-- Start of Information supplied --
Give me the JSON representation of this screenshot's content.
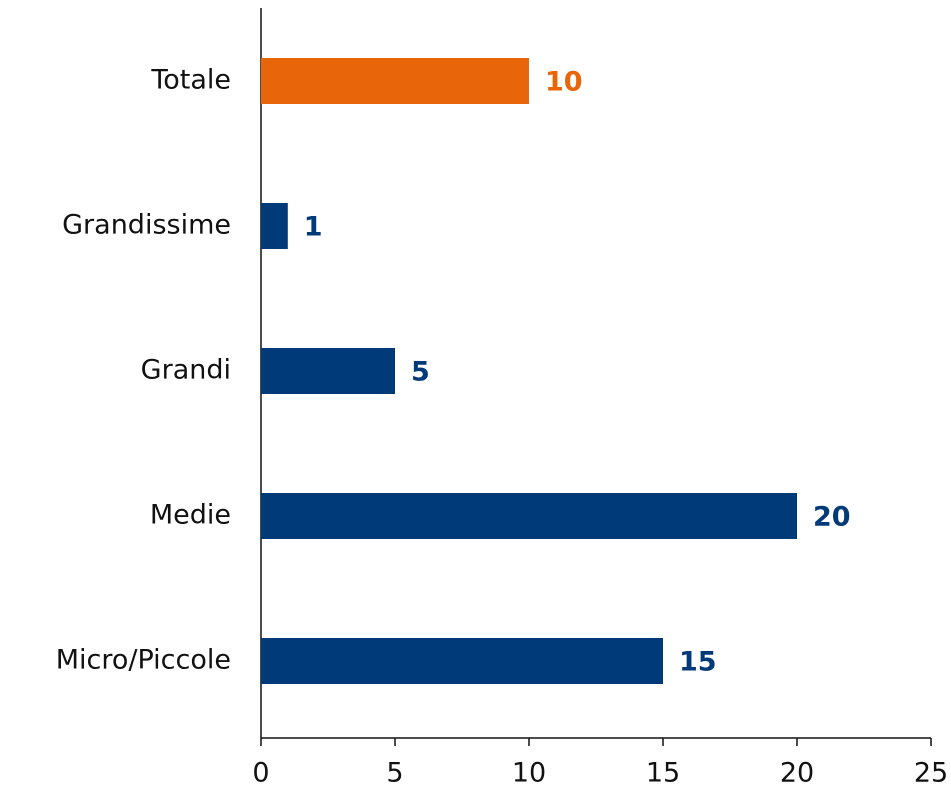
{
  "chart_data": {
    "type": "hbar",
    "categories": [
      "Totale",
      "Grandissime",
      "Grandi",
      "Medie",
      "Micro/Piccole"
    ],
    "values": [
      10,
      1,
      5,
      20,
      15
    ],
    "colors": [
      "#e8650a",
      "#003a78",
      "#003a78",
      "#003a78",
      "#003a78"
    ],
    "xlim": [
      0,
      25
    ],
    "xticks": [
      0,
      5,
      10,
      15,
      20,
      25
    ],
    "grid": false
  }
}
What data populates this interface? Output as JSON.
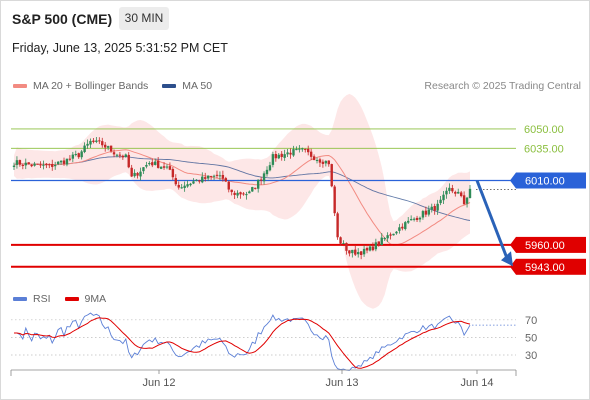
{
  "header": {
    "title": "S&P 500 (CME)",
    "timeframe": "30 MIN"
  },
  "datetime": "Friday, June 13, 2025 5:31:52 PM CET",
  "legend_main": [
    {
      "label": "MA 20 + Bollinger Bands",
      "color": "#f28b82"
    },
    {
      "label": "MA 50",
      "color": "#2d4f8c"
    }
  ],
  "research": "Research © 2025 Trading Central",
  "legend_rsi": [
    {
      "label": "RSI",
      "color": "#5b7fd6"
    },
    {
      "label": "9MA",
      "color": "#e00000"
    }
  ],
  "chart_data": [
    {
      "type": "candlestick",
      "x_ticks": [
        "Jun 12",
        "Jun 13",
        "Jun 14"
      ],
      "levels": [
        {
          "value": 6050.0,
          "label": "6050.00",
          "color": "#8bbf3f",
          "style": "thin"
        },
        {
          "value": 6035.0,
          "label": "6035.00",
          "color": "#8bbf3f",
          "style": "thin"
        },
        {
          "value": 6010.0,
          "label": "6010.00",
          "color": "#2a62d8",
          "style": "current"
        },
        {
          "value": 5960.0,
          "label": "5960.00",
          "color": "#e00000",
          "style": "support"
        },
        {
          "value": 5943.0,
          "label": "5943.00",
          "color": "#e00000",
          "style": "support"
        }
      ],
      "forecast": {
        "from": 6010,
        "to": 5945
      },
      "colors": {
        "up": "#2e8b57",
        "down": "#c62828",
        "bb_fill": "#fde4e4",
        "ma20": "#f28b82",
        "ma50": "#2d4f8c"
      },
      "ylim": [
        5924,
        6072
      ]
    },
    {
      "type": "line",
      "name": "RSI",
      "y_ticks": [
        70,
        50,
        30
      ],
      "ylim": [
        22,
        82
      ]
    }
  ]
}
-- End of Information supplied --
▸ **Set problem**
Gather and copy every line of the data in which the string "type" is found.

▸ **Result**
    "type": "hbar",
      "type": "candlestick",
      "type": "line",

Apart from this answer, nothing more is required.